Set problem
Return each entry exactly, with none missing.
((
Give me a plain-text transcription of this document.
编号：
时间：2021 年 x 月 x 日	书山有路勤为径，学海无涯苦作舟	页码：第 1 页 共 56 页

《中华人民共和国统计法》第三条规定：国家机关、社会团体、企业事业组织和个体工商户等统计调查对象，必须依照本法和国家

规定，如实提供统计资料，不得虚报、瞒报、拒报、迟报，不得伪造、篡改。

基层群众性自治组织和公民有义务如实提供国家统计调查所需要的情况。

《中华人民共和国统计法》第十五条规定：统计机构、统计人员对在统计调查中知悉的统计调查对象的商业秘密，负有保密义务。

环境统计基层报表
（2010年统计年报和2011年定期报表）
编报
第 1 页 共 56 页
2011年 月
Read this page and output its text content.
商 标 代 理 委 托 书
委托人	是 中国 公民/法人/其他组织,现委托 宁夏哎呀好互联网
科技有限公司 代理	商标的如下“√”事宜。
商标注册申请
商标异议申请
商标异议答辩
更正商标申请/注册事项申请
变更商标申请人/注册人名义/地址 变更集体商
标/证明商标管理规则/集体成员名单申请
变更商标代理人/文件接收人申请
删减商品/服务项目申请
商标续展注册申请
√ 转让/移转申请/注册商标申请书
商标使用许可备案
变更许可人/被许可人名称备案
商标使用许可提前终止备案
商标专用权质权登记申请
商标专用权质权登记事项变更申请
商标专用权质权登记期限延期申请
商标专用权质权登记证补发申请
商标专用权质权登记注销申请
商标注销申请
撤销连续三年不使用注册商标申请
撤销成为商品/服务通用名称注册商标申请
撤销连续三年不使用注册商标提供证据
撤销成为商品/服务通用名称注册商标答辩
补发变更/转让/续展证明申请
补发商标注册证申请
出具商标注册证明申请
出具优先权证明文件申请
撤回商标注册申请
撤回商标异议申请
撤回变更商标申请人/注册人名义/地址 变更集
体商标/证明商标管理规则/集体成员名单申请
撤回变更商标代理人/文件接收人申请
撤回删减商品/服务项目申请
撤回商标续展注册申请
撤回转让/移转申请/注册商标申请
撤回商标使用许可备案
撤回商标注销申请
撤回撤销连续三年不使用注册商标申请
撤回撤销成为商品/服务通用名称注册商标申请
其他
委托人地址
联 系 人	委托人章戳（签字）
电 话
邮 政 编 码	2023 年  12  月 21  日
))
Exercise solution
Give me a plain-text transcription of this document.
编号：
时间：2021 年 x 月 x 日	书山有路勤为径，学海无涯苦作舟	页码：第 1 页 共 56 页

《中华人民共和国统计法》第三条规定：国家机关、社会团体、企业事业组织和个体工商户等统计调查对象，必须依照本法和国家

规定，如实提供统计资料，不得虚报、瞒报、拒报、迟报，不得伪造、篡改。

基层群众性自治组织和公民有义务如实提供国家统计调查所需要的情况。

《中华人民共和国统计法》第十五条规定：统计机构、统计人员对在统计调查中知悉的统计调查对象的商业秘密，负有保密义务。

环境统计基层报表
（2010年统计年报和2011年定期报表）
编报
第 1 页 共 56 页
2011年 月
Read this page and output its text content.
商 标 代 理 委 托 书
委托人	是 中国 公民/法人/其他组织,现委托 宁夏哎呀好互联网
科技有限公司 代理	商标的如下“√”事宜。
商标注册申请
商标异议申请
商标异议答辩
更正商标申请/注册事项申请
变更商标申请人/注册人名义/地址 变更集体商
标/证明商标管理规则/集体成员名单申请
变更商标代理人/文件接收人申请
删减商品/服务项目申请
商标续展注册申请
√ 转让/移转申请/注册商标申请书
商标使用许可备案
变更许可人/被许可人名称备案
商标使用许可提前终止备案
商标专用权质权登记申请
商标专用权质权登记事项变更申请
商标专用权质权登记期限延期申请
商标专用权质权登记证补发申请
商标专用权质权登记注销申请
商标注销申请
撤销连续三年不使用注册商标申请
撤销成为商品/服务通用名称注册商标申请
撤销连续三年不使用注册商标提供证据
撤销成为商品/服务通用名称注册商标答辩
补发变更/转让/续展证明申请
补发商标注册证申请
出具商标注册证明申请
出具优先权证明文件申请
撤回商标注册申请
撤回商标异议申请
撤回变更商标申请人/注册人名义/地址 变更集
体商标/证明商标管理规则/集体成员名单申请
撤回变更商标代理人/文件接收人申请
撤回删减商品/服务项目申请
撤回商标续展注册申请
撤回转让/移转申请/注册商标申请
撤回商标使用许可备案
撤回商标注销申请
撤回撤销连续三年不使用注册商标申请
撤回撤销成为商品/服务通用名称注册商标申请
其他
委托人地址
联 系 人	委托人章戳（签字）
电 话
邮 政 编 码	2023 年  12  月 21  日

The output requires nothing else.